── Data provided ──
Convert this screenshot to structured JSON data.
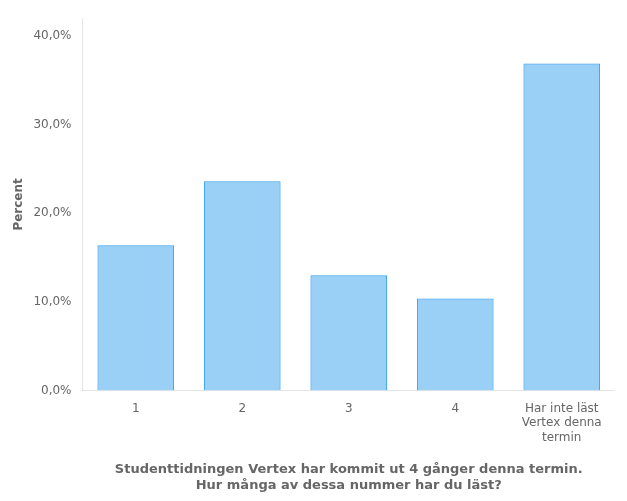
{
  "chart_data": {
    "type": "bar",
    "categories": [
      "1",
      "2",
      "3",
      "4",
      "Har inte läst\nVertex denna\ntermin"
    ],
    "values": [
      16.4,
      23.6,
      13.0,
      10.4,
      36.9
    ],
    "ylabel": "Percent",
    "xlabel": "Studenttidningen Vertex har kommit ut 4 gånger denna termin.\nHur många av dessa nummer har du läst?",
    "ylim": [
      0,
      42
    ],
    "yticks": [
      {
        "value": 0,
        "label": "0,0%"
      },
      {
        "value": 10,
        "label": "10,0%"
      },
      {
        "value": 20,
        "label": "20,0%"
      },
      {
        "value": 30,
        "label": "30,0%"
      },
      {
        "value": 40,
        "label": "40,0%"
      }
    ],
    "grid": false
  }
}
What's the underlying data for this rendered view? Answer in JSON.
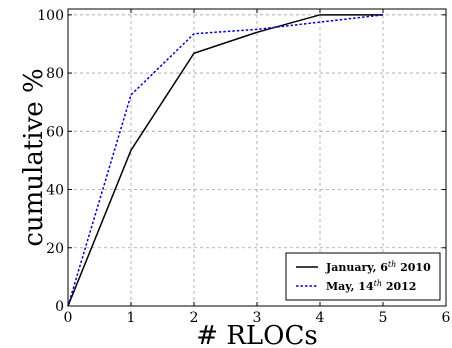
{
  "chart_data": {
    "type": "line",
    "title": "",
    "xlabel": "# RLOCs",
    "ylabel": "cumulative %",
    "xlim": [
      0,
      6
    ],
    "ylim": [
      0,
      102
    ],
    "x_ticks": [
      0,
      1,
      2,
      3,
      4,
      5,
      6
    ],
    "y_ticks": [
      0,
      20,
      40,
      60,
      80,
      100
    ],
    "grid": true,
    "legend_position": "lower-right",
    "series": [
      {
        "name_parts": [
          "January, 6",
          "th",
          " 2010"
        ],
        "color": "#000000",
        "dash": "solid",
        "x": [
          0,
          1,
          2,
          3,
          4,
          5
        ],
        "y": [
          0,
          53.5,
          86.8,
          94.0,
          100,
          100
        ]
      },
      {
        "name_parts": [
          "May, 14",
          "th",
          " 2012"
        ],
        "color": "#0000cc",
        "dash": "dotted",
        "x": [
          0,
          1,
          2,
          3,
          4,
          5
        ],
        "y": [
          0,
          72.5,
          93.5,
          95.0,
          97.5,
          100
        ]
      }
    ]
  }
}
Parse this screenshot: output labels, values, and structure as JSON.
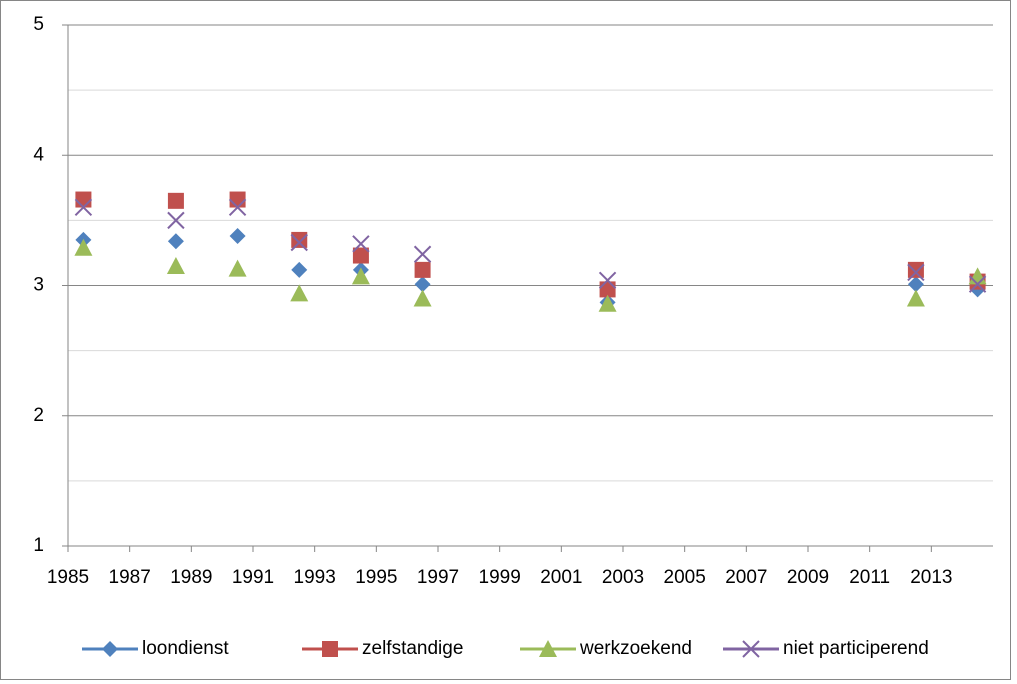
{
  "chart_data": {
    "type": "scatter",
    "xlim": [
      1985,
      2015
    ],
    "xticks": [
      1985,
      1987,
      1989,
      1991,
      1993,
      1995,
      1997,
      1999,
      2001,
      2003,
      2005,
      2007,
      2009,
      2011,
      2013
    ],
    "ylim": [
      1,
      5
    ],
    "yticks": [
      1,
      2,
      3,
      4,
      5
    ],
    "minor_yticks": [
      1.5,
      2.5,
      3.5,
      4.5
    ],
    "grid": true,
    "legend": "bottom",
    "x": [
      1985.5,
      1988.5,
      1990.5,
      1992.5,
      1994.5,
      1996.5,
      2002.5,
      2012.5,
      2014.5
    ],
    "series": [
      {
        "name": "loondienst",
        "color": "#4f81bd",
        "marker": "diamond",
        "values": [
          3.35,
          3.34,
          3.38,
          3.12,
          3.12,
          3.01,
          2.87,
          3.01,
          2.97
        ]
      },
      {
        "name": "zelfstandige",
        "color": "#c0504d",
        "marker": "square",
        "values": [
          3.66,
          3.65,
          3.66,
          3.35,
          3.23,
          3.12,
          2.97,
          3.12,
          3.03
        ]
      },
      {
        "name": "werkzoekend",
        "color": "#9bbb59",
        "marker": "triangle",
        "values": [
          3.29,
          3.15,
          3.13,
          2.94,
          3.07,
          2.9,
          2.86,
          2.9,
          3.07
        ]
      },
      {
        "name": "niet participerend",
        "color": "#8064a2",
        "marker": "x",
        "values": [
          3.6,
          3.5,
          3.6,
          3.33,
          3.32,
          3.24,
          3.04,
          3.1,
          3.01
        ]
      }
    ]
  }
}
───
* _Exercise requirements_: Retype the data above exactly; pictures are not part of the copy.

* _Exercise solution_:
Convert this screenshot to structured JSON data.
{
  "chart_data": {
    "type": "bar",
    "categories": [
      "1",
      "2",
      "3",
      "4",
      "Har inte läst\nVertex denna\ntermin"
    ],
    "values": [
      16.4,
      23.6,
      13.0,
      10.4,
      36.9
    ],
    "ylabel": "Percent",
    "xlabel": "Studenttidningen Vertex har kommit ut 4 gånger denna termin.\nHur många av dessa nummer har du läst?",
    "ylim": [
      0,
      42
    ],
    "yticks": [
      {
        "value": 0,
        "label": "0,0%"
      },
      {
        "value": 10,
        "label": "10,0%"
      },
      {
        "value": 20,
        "label": "20,0%"
      },
      {
        "value": 30,
        "label": "30,0%"
      },
      {
        "value": 40,
        "label": "40,0%"
      }
    ],
    "grid": false
  }
}
What's the underlying data for this rendered view? Answer in JSON.
{
  "chart_data": {
    "type": "line",
    "title": "",
    "xlabel": "# RLOCs",
    "ylabel": "cumulative %",
    "xlim": [
      0,
      6
    ],
    "ylim": [
      0,
      102
    ],
    "x_ticks": [
      0,
      1,
      2,
      3,
      4,
      5,
      6
    ],
    "y_ticks": [
      0,
      20,
      40,
      60,
      80,
      100
    ],
    "grid": true,
    "legend_position": "lower-right",
    "series": [
      {
        "name_parts": [
          "January, 6",
          "th",
          " 2010"
        ],
        "color": "#000000",
        "dash": "solid",
        "x": [
          0,
          1,
          2,
          3,
          4,
          5
        ],
        "y": [
          0,
          53.5,
          86.8,
          94.0,
          100,
          100
        ]
      },
      {
        "name_parts": [
          "May, 14",
          "th",
          " 2012"
        ],
        "color": "#0000cc",
        "dash": "dotted",
        "x": [
          0,
          1,
          2,
          3,
          4,
          5
        ],
        "y": [
          0,
          72.5,
          93.5,
          95.0,
          97.5,
          100
        ]
      }
    ]
  }
}
Parse this screenshot: output labels, values, and structure as JSON.
{
  "chart_data": {
    "type": "scatter",
    "xlim": [
      1985,
      2015
    ],
    "xticks": [
      1985,
      1987,
      1989,
      1991,
      1993,
      1995,
      1997,
      1999,
      2001,
      2003,
      2005,
      2007,
      2009,
      2011,
      2013
    ],
    "ylim": [
      1,
      5
    ],
    "yticks": [
      1,
      2,
      3,
      4,
      5
    ],
    "minor_yticks": [
      1.5,
      2.5,
      3.5,
      4.5
    ],
    "grid": true,
    "legend": "bottom",
    "x": [
      1985.5,
      1988.5,
      1990.5,
      1992.5,
      1994.5,
      1996.5,
      2002.5,
      2012.5,
      2014.5
    ],
    "series": [
      {
        "name": "loondienst",
        "color": "#4f81bd",
        "marker": "diamond",
        "values": [
          3.35,
          3.34,
          3.38,
          3.12,
          3.12,
          3.01,
          2.87,
          3.01,
          2.97
        ]
      },
      {
        "name": "zelfstandige",
        "color": "#c0504d",
        "marker": "square",
        "values": [
          3.66,
          3.65,
          3.66,
          3.35,
          3.23,
          3.12,
          2.97,
          3.12,
          3.03
        ]
      },
      {
        "name": "werkzoekend",
        "color": "#9bbb59",
        "marker": "triangle",
        "values": [
          3.29,
          3.15,
          3.13,
          2.94,
          3.07,
          2.9,
          2.86,
          2.9,
          3.07
        ]
      },
      {
        "name": "niet participerend",
        "color": "#8064a2",
        "marker": "x",
        "values": [
          3.6,
          3.5,
          3.6,
          3.33,
          3.32,
          3.24,
          3.04,
          3.1,
          3.01
        ]
      }
    ]
  }
}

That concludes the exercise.